▶ [The problem]:
Filter the data below for the string "terenie" and copy each matching line.

▶ [Data extract]:
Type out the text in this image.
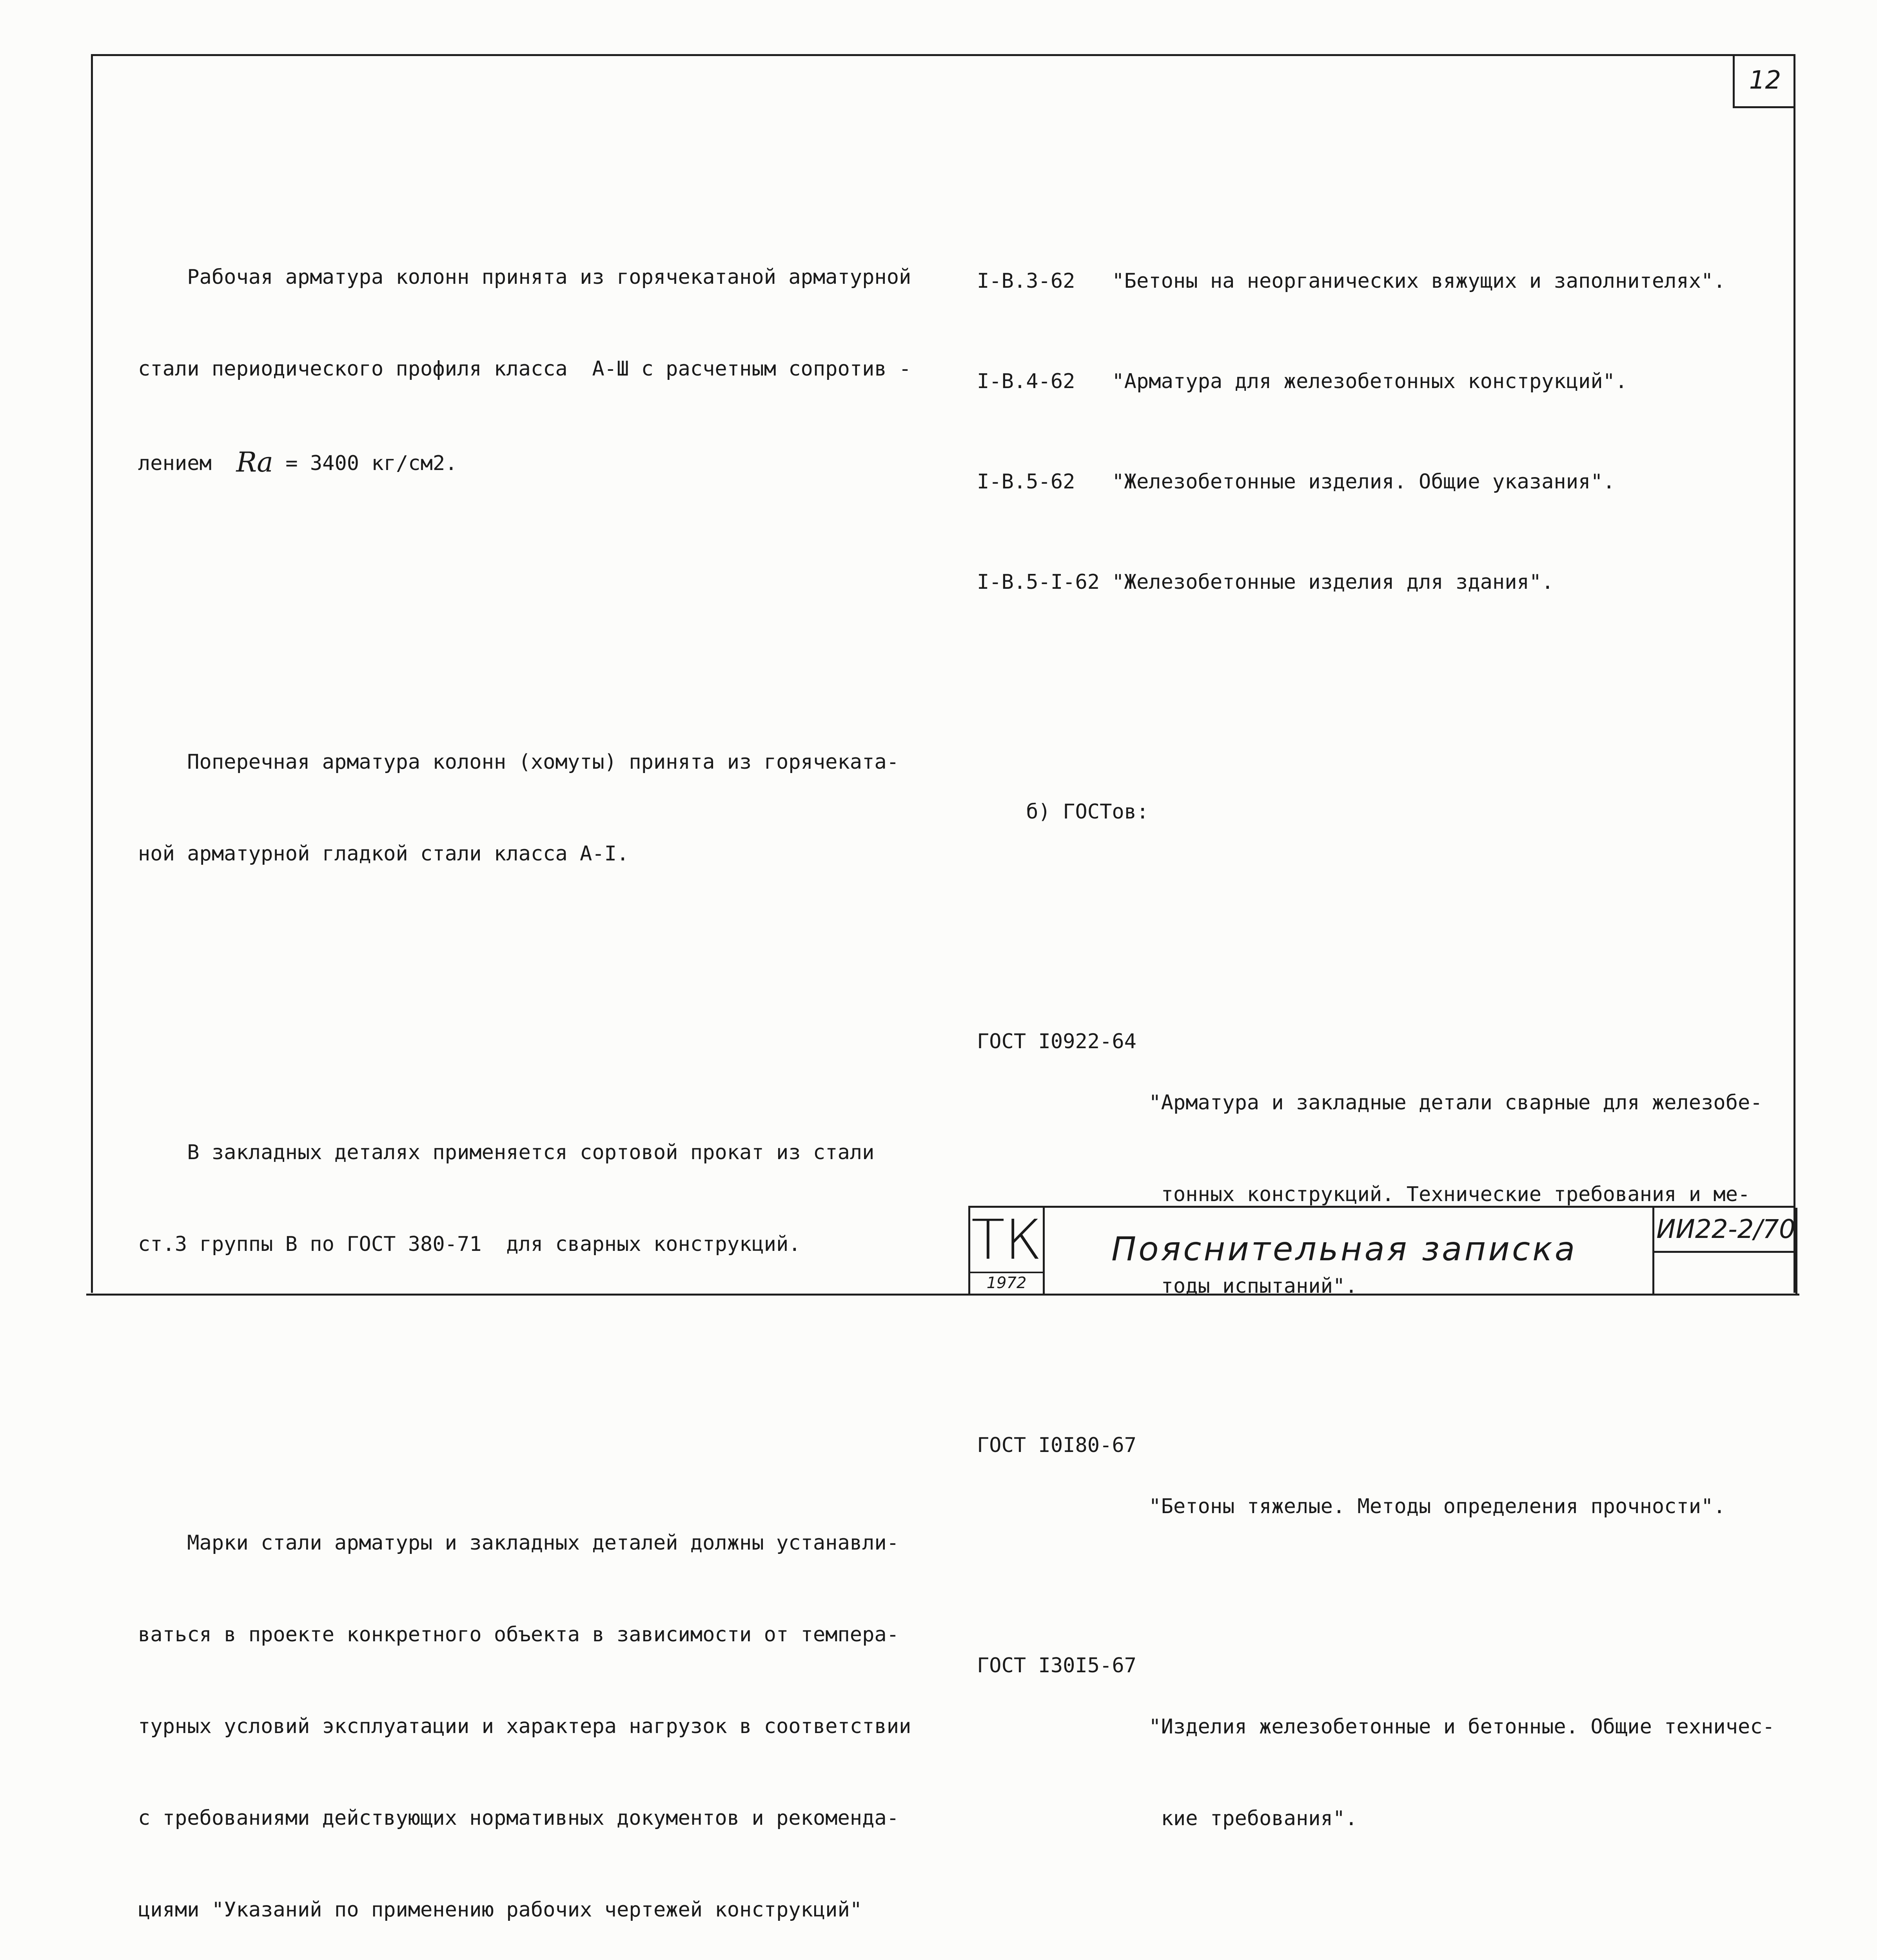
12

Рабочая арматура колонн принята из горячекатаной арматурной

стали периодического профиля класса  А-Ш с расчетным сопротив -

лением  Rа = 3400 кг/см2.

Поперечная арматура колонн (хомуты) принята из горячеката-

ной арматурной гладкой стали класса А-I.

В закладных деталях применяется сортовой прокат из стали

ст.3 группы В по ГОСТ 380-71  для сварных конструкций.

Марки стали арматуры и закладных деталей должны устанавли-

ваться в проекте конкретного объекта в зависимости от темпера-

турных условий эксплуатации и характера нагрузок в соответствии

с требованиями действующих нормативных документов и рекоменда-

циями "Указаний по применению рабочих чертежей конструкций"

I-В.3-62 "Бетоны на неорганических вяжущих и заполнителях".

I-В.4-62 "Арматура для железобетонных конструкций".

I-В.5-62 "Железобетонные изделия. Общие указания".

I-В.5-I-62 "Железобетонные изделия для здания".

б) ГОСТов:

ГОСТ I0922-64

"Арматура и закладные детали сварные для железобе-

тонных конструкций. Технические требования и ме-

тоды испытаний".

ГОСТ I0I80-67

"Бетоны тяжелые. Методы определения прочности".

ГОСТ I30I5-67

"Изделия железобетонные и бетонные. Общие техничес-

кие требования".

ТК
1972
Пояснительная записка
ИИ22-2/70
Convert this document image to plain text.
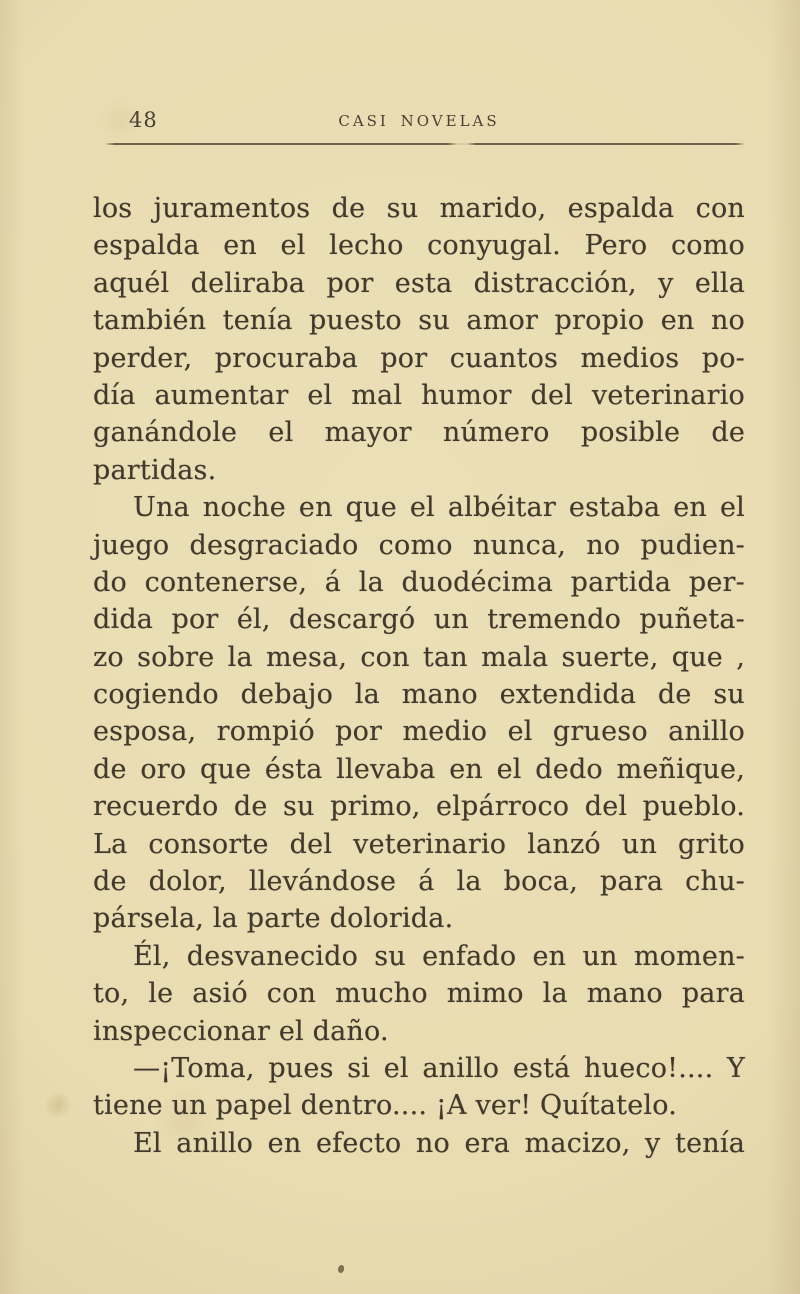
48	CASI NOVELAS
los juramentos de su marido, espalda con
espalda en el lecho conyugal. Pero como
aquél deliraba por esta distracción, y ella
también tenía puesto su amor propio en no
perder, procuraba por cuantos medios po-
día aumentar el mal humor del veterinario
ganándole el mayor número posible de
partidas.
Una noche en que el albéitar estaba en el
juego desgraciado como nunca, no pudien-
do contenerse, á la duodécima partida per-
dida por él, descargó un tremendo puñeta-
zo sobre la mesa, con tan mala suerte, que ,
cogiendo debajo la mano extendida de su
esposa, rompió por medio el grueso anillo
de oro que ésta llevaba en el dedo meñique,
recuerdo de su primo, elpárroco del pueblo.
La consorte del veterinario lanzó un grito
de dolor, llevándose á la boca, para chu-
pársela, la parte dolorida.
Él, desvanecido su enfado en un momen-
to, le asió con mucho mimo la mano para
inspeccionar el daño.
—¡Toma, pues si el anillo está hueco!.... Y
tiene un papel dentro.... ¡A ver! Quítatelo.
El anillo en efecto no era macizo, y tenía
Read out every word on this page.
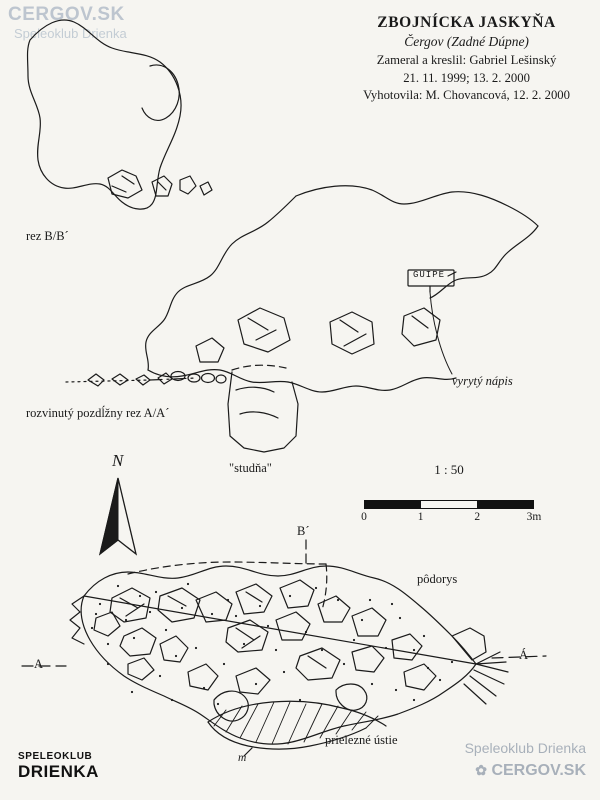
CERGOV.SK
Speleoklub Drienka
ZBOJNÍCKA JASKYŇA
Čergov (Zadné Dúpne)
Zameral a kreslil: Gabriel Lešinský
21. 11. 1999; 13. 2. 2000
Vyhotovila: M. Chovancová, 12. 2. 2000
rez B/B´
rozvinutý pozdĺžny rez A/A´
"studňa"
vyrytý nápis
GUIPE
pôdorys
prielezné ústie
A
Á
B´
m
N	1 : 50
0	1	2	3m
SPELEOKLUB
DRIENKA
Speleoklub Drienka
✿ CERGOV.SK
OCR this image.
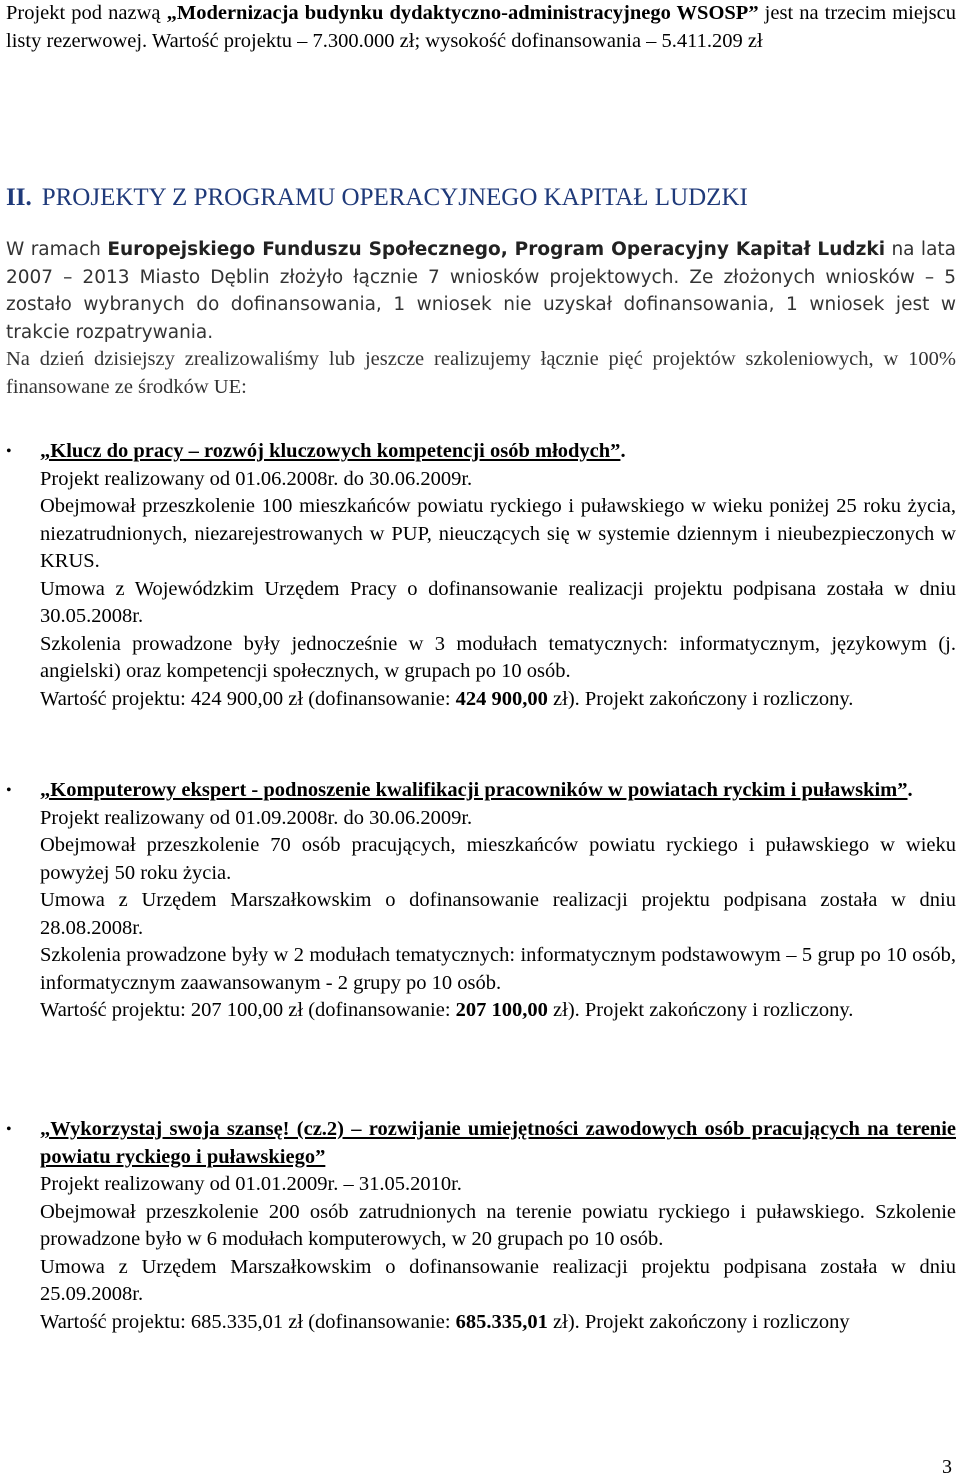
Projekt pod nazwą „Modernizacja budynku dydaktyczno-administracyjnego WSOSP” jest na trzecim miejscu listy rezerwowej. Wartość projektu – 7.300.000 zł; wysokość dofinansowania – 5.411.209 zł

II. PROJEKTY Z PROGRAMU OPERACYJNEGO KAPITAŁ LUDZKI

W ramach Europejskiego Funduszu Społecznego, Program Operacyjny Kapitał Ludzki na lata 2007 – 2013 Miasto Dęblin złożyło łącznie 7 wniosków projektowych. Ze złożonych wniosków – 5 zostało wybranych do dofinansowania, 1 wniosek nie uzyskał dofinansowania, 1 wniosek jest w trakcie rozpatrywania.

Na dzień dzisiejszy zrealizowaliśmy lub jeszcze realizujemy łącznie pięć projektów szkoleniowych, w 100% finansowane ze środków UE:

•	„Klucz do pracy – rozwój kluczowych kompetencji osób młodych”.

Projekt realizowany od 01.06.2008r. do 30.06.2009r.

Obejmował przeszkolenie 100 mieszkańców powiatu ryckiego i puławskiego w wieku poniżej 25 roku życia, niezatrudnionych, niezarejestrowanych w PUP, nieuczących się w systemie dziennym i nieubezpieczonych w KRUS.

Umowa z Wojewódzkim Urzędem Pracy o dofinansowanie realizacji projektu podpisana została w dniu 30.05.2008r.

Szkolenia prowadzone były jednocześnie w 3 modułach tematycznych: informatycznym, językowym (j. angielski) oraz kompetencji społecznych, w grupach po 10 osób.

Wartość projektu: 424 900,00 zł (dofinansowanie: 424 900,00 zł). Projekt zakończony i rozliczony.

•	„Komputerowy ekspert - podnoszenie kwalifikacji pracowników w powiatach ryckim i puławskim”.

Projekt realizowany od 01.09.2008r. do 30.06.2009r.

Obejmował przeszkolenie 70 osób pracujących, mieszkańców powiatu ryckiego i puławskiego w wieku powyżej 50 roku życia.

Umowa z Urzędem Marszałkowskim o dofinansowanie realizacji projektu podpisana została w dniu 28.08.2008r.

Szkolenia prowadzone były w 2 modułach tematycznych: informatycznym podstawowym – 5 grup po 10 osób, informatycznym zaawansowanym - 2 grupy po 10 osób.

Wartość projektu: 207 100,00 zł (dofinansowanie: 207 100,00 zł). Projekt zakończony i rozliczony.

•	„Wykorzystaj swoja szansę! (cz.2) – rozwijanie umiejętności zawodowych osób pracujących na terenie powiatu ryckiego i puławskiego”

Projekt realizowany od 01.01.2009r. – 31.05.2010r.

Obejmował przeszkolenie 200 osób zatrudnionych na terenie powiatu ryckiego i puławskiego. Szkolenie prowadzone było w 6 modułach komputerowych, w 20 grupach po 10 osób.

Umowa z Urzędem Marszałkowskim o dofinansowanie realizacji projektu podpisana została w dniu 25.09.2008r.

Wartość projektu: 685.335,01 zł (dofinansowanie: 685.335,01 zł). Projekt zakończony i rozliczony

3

▶ [Solution to this exercise]:
•	„Wykorzystaj swoja szansę! (cz.2) – rozwijanie umiejętności zawodowych osób pracujących na terenie powiatu ryckiego i puławskiego”
Obejmował przeszkolenie 200 osób zatrudnionych na terenie powiatu ryckiego i puławskiego. Szkolenie prowadzone było w 6 modułach komputerowych, w 20 grupach po 10 osób.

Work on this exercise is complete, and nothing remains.